_WORK TO BE COMPLETED_:
Scan the entries below, and for each line that includes the word "ovan", make a copy.

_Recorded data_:

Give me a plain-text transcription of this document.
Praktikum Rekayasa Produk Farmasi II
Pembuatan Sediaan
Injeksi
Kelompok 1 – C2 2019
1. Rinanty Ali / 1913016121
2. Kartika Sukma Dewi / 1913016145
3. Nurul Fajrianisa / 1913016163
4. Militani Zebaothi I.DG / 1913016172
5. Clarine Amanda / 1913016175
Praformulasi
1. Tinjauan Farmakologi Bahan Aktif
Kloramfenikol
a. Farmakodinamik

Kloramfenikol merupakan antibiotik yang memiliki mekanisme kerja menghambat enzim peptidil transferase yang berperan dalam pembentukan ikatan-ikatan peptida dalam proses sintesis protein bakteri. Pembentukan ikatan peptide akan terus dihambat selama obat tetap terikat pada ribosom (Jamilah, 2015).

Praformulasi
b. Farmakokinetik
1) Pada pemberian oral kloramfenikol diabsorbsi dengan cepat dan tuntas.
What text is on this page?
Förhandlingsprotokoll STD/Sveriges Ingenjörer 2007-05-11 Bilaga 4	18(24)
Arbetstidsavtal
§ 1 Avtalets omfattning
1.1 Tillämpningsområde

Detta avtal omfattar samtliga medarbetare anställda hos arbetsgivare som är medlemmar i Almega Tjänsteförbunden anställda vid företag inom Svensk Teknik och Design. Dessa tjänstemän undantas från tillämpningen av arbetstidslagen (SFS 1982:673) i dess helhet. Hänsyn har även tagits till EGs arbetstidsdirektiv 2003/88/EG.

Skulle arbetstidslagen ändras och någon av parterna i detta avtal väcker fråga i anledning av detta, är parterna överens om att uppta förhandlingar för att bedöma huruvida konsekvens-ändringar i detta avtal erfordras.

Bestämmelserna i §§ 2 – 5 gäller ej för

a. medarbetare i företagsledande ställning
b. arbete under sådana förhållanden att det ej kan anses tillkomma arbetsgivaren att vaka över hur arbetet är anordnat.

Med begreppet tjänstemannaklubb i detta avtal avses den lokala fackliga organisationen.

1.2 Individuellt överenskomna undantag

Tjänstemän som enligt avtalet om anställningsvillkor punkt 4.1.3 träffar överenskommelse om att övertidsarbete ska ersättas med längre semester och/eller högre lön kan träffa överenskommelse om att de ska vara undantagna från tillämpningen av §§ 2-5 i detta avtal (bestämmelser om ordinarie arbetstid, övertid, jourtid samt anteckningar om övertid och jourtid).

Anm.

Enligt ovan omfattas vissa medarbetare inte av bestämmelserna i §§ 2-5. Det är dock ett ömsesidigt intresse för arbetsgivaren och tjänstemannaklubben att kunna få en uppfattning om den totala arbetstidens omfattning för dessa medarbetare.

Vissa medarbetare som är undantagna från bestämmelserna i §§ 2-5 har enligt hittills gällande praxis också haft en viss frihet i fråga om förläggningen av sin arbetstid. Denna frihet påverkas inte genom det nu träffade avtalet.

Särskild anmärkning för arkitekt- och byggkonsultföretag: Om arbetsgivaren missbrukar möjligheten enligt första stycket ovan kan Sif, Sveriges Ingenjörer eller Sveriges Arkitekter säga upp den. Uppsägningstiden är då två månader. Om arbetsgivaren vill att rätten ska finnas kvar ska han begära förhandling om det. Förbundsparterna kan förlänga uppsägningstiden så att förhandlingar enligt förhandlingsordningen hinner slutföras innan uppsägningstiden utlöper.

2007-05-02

_RESPONSE_:
Enligt ovan omfattas vissa medarbetare inte av bestämmelserna i §§ 2-5. Det är dock ett ömsesidigt intresse för arbetsgivaren och tjänstemannaklubben att kunna få en uppfattning om den totala arbetstidens omfattning för dessa medarbetare.
Särskild anmärkning för arkitekt- och byggkonsultföretag: Om arbetsgivaren missbrukar möjligheten enligt första stycket ovan kan Sif, Sveriges Ingenjörer eller Sveriges Arkitekter säga upp den. Uppsägningstiden är då två månader. Om arbetsgivaren vill att rätten ska finnas kvar ska han begära förhandling om det. Förbundsparterna kan förlänga uppsägningstiden så att förhandlingar enligt förhandlingsordningen hinner slutföras innan uppsägningstiden utlöper.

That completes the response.